GIVEN INSTRUCTION: Read the lines below. Copy out any that hold the string "Fuel".
########################################
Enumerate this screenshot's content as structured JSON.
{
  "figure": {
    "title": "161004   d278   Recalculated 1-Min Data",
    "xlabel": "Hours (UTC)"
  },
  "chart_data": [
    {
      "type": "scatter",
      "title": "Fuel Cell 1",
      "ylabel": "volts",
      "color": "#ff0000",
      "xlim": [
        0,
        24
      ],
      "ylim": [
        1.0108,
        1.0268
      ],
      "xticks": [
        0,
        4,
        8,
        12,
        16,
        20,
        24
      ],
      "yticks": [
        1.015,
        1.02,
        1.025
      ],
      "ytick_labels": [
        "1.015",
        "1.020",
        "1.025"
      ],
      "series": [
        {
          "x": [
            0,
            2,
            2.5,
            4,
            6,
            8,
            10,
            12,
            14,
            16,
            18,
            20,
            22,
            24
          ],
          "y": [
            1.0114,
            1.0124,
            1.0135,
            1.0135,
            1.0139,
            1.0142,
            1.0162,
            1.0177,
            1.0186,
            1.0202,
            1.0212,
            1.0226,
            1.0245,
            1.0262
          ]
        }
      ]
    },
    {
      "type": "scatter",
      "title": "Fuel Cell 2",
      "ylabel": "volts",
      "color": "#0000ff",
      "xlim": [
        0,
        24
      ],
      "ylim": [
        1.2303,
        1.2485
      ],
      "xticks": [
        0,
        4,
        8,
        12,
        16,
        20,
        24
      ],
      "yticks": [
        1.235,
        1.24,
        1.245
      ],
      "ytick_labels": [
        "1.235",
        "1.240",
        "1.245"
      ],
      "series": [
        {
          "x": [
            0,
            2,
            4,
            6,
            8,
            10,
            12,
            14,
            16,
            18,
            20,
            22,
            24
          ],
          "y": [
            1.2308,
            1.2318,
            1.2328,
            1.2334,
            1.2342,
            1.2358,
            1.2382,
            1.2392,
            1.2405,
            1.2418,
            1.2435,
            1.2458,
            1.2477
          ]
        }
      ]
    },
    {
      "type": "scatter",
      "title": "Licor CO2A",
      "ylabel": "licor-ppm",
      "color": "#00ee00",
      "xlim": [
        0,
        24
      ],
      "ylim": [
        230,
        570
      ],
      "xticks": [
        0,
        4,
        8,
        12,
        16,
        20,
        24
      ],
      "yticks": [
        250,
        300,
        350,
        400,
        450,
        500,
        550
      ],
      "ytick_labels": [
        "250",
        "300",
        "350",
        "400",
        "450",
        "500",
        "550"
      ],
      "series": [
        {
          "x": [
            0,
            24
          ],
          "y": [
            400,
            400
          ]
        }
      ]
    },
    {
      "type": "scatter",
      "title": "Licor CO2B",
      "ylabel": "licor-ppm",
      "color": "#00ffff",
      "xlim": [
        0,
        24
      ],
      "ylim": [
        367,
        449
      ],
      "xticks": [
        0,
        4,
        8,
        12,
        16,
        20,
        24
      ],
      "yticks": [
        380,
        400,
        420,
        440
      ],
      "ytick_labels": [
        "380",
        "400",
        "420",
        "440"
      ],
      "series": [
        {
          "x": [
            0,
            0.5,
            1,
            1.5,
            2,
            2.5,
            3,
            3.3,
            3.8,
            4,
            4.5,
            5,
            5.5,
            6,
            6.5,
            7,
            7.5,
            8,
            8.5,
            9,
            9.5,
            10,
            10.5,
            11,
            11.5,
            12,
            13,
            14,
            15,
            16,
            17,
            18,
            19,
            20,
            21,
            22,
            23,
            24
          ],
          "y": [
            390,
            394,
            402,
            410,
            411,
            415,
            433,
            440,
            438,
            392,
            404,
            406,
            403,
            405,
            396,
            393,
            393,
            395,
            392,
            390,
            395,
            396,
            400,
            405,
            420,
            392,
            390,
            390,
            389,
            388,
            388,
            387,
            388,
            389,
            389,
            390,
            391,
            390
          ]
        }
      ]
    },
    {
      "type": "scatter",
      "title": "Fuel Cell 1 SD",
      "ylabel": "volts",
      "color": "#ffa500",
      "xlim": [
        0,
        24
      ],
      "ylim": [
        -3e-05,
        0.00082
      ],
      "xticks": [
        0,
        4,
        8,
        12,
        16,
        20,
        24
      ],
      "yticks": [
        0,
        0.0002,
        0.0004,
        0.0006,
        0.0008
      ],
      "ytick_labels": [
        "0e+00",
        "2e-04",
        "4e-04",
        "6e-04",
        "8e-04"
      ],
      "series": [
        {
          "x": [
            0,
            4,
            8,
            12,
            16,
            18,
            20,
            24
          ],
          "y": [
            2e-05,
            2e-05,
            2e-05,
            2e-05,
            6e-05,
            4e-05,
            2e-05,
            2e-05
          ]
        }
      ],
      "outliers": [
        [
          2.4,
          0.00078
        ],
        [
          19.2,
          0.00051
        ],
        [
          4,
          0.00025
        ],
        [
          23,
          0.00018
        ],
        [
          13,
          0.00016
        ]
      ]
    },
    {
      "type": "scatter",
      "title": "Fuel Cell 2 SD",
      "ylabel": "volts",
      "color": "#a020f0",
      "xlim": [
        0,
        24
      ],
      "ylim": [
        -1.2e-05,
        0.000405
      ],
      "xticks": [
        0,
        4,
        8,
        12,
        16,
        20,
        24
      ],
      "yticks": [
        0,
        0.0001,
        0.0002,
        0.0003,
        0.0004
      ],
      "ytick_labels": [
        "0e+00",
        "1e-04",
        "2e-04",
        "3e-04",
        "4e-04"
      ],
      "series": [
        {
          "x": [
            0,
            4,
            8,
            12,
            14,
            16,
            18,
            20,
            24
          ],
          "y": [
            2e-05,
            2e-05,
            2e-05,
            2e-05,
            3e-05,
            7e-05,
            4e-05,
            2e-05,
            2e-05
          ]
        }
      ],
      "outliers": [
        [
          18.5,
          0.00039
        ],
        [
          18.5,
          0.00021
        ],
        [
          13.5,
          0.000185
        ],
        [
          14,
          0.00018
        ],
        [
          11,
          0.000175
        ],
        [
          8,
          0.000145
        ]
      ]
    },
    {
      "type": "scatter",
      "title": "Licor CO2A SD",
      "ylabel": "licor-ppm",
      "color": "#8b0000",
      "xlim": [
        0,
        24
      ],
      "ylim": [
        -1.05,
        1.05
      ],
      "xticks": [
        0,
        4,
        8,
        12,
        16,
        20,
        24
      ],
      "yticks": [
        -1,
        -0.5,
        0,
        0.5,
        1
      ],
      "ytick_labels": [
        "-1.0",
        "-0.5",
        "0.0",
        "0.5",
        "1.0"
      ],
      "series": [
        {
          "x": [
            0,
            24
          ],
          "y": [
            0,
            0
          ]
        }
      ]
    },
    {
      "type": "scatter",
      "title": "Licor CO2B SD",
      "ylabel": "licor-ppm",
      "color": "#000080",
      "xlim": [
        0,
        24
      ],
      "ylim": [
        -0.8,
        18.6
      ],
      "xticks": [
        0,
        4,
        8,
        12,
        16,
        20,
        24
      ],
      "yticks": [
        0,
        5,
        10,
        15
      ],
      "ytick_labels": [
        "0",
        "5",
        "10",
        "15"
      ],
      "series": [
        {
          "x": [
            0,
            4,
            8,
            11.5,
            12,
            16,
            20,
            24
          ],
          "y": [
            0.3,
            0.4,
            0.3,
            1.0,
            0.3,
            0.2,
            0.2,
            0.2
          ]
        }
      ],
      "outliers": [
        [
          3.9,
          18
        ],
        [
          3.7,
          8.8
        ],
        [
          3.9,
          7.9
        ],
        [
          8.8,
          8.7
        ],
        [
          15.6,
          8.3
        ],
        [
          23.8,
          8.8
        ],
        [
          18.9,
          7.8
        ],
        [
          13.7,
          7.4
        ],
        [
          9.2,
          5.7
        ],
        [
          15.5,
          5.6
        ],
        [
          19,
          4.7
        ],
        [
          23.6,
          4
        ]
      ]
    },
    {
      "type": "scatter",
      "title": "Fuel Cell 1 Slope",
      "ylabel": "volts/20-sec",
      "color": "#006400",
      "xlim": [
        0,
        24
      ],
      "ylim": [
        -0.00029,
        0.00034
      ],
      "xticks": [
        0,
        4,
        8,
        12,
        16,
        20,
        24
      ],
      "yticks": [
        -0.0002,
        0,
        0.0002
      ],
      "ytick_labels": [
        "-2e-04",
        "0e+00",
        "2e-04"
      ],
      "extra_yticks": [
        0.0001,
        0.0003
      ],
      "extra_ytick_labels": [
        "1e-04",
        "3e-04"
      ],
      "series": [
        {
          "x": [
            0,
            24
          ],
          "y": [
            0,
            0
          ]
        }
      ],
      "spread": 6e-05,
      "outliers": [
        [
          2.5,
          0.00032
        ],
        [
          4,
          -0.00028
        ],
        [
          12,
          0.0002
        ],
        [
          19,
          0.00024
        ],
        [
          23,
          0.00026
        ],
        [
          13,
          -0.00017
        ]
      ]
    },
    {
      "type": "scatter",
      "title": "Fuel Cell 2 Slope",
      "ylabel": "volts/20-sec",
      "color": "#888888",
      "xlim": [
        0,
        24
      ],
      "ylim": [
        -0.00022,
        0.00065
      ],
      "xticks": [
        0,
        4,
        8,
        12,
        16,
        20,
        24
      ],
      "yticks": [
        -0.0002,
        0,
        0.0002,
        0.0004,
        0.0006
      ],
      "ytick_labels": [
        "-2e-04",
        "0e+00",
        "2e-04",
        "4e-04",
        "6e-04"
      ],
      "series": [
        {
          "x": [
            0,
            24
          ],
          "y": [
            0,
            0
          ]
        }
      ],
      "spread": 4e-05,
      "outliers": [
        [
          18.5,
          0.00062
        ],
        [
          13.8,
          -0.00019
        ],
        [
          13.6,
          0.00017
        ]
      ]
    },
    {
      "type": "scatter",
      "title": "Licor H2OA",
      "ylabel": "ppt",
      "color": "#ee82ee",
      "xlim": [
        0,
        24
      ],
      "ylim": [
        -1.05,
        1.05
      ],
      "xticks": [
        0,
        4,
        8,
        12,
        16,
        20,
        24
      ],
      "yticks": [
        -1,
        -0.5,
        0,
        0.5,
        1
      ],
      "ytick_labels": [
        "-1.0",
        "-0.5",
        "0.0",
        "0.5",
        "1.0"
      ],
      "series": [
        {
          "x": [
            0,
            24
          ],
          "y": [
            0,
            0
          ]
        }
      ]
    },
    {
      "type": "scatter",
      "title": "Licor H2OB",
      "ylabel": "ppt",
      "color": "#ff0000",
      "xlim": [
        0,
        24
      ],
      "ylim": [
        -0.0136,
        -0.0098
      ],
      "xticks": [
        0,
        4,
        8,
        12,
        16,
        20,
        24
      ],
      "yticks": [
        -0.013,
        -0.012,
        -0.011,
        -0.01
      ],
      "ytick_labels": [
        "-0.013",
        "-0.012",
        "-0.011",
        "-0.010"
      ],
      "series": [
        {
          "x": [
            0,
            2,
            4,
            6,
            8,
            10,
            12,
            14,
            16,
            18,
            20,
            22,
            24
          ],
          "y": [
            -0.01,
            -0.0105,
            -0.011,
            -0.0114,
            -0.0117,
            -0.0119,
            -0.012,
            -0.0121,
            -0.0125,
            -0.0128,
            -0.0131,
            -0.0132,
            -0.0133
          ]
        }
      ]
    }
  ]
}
########################################
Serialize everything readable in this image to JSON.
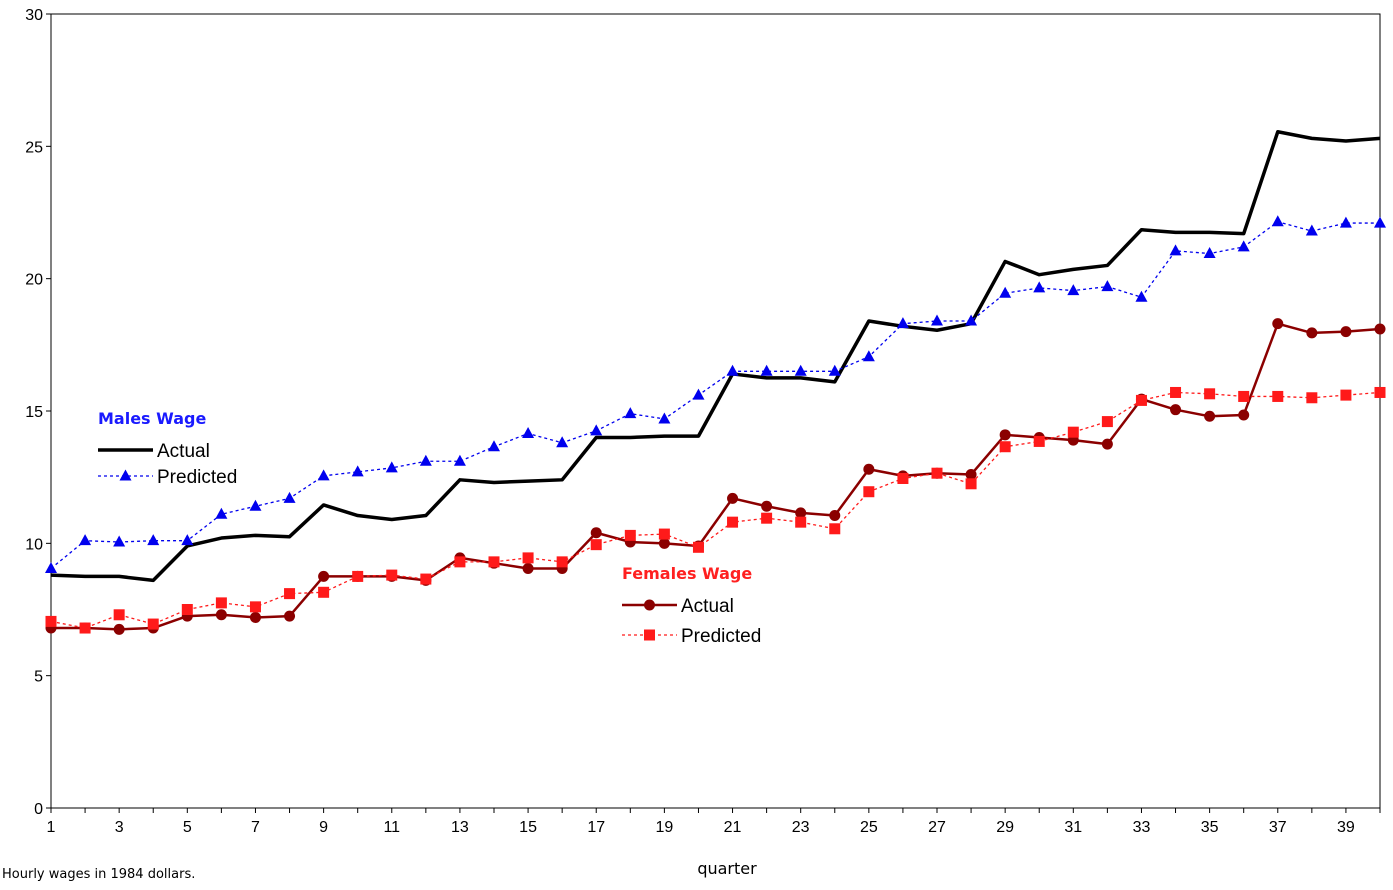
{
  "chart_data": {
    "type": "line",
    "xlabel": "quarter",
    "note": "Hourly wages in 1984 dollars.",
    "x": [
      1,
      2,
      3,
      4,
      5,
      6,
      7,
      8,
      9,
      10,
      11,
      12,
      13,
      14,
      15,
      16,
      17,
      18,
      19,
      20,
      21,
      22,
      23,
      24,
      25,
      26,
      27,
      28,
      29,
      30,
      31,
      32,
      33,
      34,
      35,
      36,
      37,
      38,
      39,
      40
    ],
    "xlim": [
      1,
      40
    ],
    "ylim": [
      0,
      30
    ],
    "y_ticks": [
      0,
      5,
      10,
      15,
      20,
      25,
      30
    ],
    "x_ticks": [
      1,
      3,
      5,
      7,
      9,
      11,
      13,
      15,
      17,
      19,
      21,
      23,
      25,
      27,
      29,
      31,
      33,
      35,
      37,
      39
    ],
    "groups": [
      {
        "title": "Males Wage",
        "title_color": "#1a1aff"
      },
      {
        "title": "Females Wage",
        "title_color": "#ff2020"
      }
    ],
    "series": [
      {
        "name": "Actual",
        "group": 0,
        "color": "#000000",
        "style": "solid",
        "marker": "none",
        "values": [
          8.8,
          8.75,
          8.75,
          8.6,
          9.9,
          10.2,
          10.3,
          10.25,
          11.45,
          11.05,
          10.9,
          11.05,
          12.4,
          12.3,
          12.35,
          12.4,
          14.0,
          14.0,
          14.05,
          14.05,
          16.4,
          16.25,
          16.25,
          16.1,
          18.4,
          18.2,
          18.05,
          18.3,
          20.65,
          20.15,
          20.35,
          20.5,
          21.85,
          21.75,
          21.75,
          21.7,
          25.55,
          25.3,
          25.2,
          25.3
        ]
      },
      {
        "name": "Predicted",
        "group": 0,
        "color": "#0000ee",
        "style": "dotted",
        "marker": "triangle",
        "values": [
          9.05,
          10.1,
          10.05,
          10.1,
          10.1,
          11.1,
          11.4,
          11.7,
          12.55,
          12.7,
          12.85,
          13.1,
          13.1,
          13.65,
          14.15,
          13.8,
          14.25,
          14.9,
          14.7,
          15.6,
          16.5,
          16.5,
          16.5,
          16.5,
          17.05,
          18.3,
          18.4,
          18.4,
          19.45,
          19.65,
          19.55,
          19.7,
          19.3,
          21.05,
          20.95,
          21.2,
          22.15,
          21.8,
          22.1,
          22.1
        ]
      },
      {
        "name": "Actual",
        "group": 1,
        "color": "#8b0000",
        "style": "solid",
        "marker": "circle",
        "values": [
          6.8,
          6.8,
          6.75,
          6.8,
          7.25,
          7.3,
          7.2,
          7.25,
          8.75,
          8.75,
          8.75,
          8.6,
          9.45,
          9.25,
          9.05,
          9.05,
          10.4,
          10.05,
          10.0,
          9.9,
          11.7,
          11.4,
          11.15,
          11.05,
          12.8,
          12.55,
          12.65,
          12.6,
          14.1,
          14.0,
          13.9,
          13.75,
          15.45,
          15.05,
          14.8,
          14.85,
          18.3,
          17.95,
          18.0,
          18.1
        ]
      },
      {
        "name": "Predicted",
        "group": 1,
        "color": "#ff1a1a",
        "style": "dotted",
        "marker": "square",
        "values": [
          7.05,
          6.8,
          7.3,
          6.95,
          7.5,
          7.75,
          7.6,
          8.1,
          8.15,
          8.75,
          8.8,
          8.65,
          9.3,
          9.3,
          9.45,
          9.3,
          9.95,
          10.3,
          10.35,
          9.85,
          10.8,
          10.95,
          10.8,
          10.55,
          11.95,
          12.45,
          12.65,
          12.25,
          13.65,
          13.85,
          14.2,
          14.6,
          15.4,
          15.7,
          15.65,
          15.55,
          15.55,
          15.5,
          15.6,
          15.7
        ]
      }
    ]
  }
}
########################################
ANSWER BELOW:
      "title": "Fuel Cell 1",
      "title": "Fuel Cell 2",
      "title": "Fuel Cell 1 SD",
      "title": "Fuel Cell 2 SD",
      "title": "Fuel Cell 1 Slope",
      "title": "Fuel Cell 2 Slope",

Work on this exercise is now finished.